Restate the whole listing word for word. Pictures are left out.

• • • • •

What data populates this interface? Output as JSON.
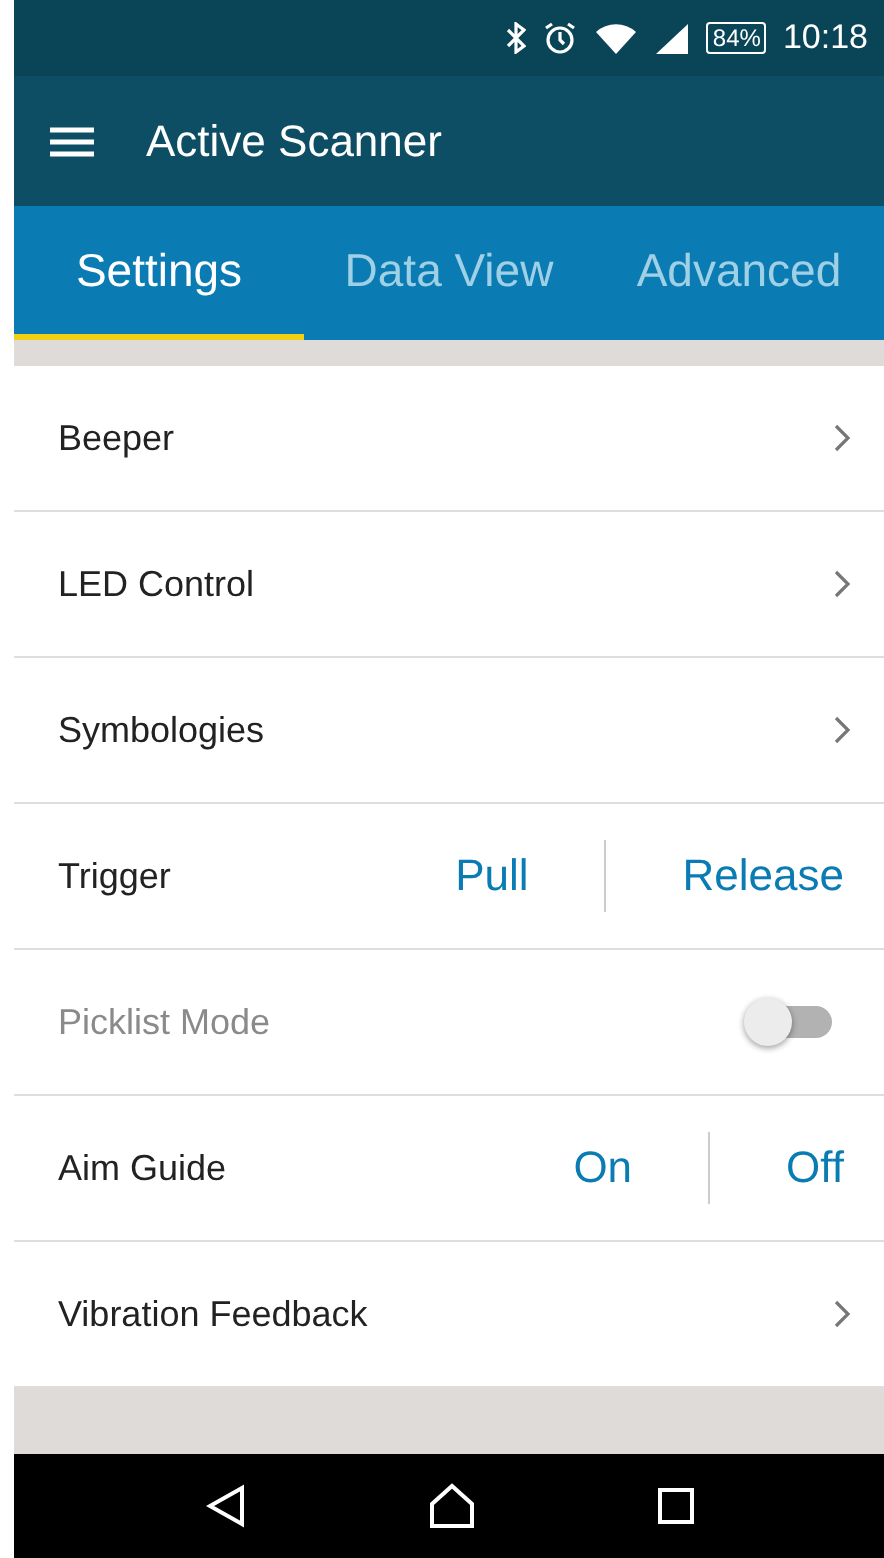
{
  "status_bar": {
    "battery": "84%",
    "time": "10:18"
  },
  "app_bar": {
    "title": "Active Scanner"
  },
  "tabs": [
    {
      "label": "Settings",
      "selected": true
    },
    {
      "label": "Data View",
      "selected": false
    },
    {
      "label": "Advanced",
      "selected": false
    }
  ],
  "settings": [
    {
      "kind": "link",
      "label": "Beeper"
    },
    {
      "kind": "link",
      "label": "LED Control"
    },
    {
      "kind": "link",
      "label": "Symbologies"
    },
    {
      "kind": "segmented",
      "label": "Trigger",
      "options": [
        "Pull",
        "Release"
      ]
    },
    {
      "kind": "toggle",
      "label": "Picklist Mode",
      "disabled": true,
      "on": false
    },
    {
      "kind": "segmented",
      "label": "Aim Guide",
      "options": [
        "On",
        "Off"
      ]
    },
    {
      "kind": "link",
      "label": "Vibration Feedback"
    }
  ]
}
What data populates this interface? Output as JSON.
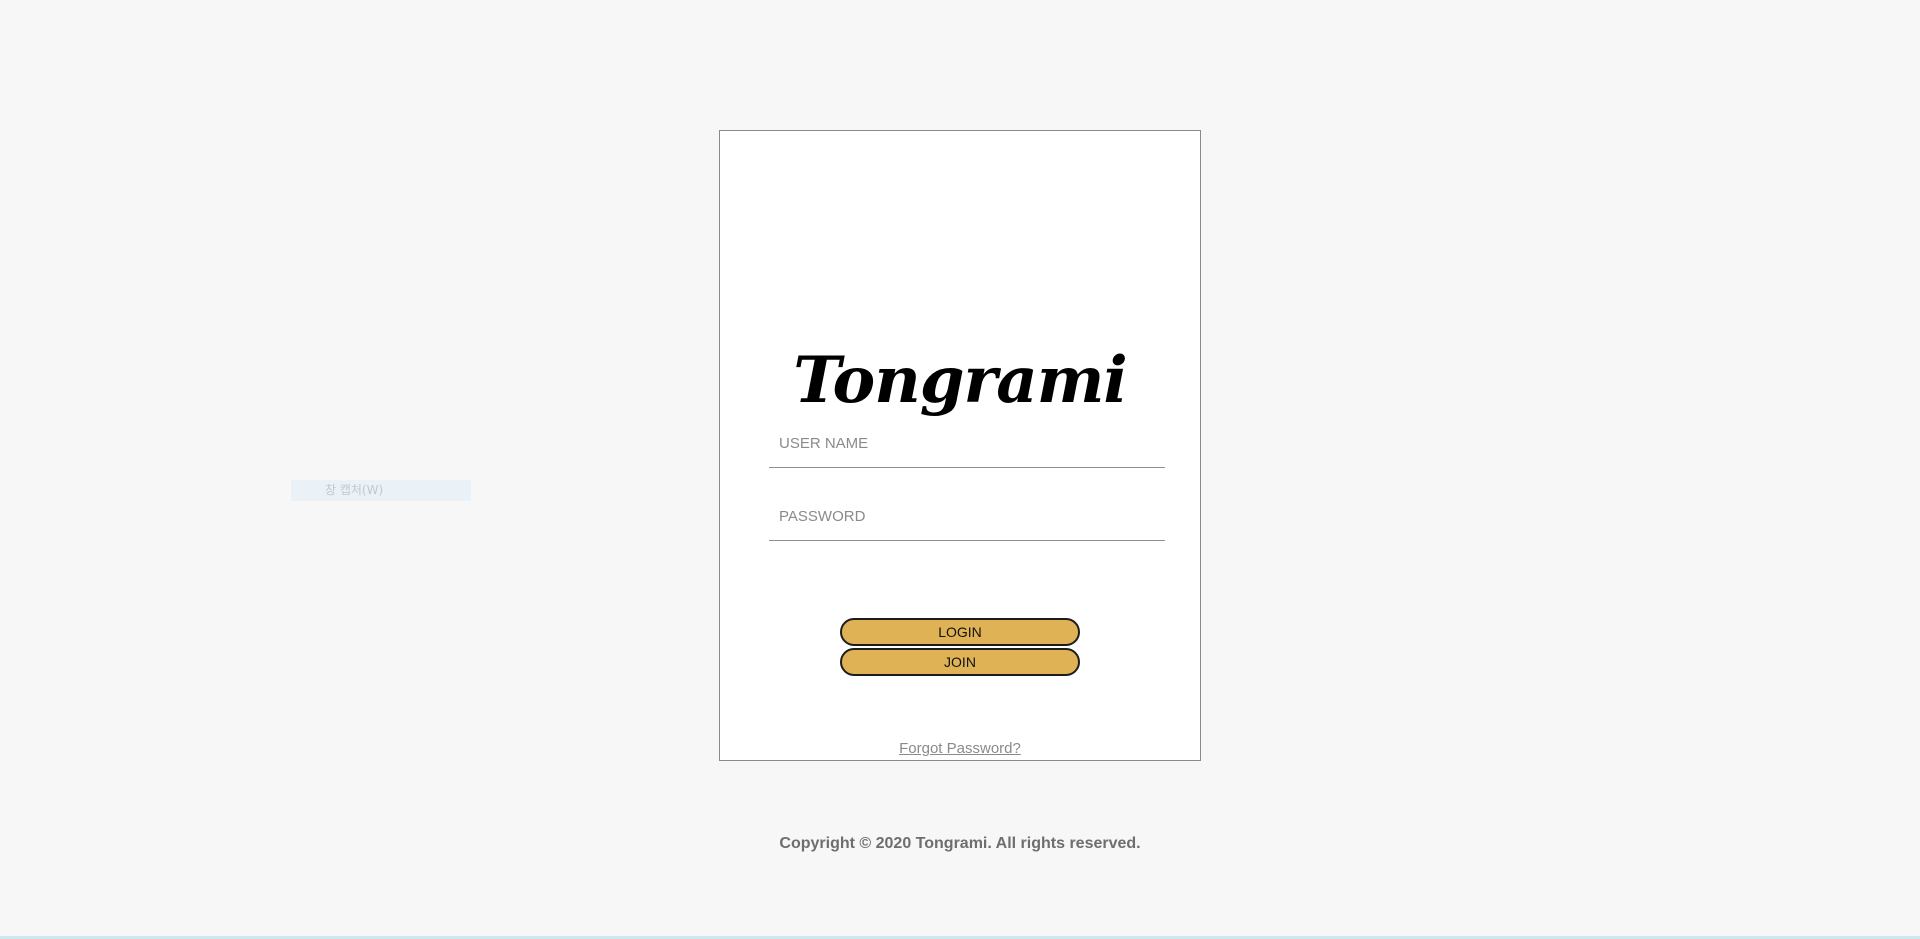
{
  "app": {
    "brand_name": "Tongrami"
  },
  "login_form": {
    "username_placeholder": "USER NAME",
    "password_placeholder": "PASSWORD",
    "login_label": "LOGIN",
    "join_label": "JOIN",
    "forgot_label": "Forgot Password?"
  },
  "footer": {
    "copyright": "Copyright © 2020 Tongrami. All rights reserved."
  },
  "overlay": {
    "faded_text": "창 캡처(W)"
  },
  "colors": {
    "page_background": "#f7f7f7",
    "card_background": "#ffffff",
    "button_fill": "#e0b256",
    "button_border": "#1d1d1d",
    "muted_text": "#8a8a8a",
    "footer_text": "#6e6e6e"
  }
}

• • • • •

# [ANSWER TO THIS EXERCISE]
What data populates this interface? Output as JSON.
{
  "status_bar": {
    "battery": "84%",
    "time": "10:18"
  },
  "app_bar": {
    "title": "Active Scanner"
  },
  "tabs": [
    {
      "label": "Settings",
      "selected": true
    },
    {
      "label": "Data View",
      "selected": false
    },
    {
      "label": "Advanced",
      "selected": false
    }
  ],
  "settings": [
    {
      "kind": "link",
      "label": "Beeper"
    },
    {
      "kind": "link",
      "label": "LED Control"
    },
    {
      "kind": "link",
      "label": "Symbologies"
    },
    {
      "kind": "segmented",
      "label": "Trigger",
      "options": [
        "Pull",
        "Release"
      ]
    },
    {
      "kind": "toggle",
      "label": "Picklist Mode",
      "disabled": true,
      "on": false
    },
    {
      "kind": "segmented",
      "label": "Aim Guide",
      "options": [
        "On",
        "Off"
      ]
    },
    {
      "kind": "link",
      "label": "Vibration Feedback"
    }
  ]
}
What data populates this interface? Output as JSON.
{
  "app": {
    "brand_name": "Tongrami"
  },
  "login_form": {
    "username_placeholder": "USER NAME",
    "password_placeholder": "PASSWORD",
    "login_label": "LOGIN",
    "join_label": "JOIN",
    "forgot_label": "Forgot Password?"
  },
  "footer": {
    "copyright": "Copyright © 2020 Tongrami. All rights reserved."
  },
  "overlay": {
    "faded_text": "창 캡처(W)"
  },
  "colors": {
    "page_background": "#f7f7f7",
    "card_background": "#ffffff",
    "button_fill": "#e0b256",
    "button_border": "#1d1d1d",
    "muted_text": "#8a8a8a",
    "footer_text": "#6e6e6e"
  }
}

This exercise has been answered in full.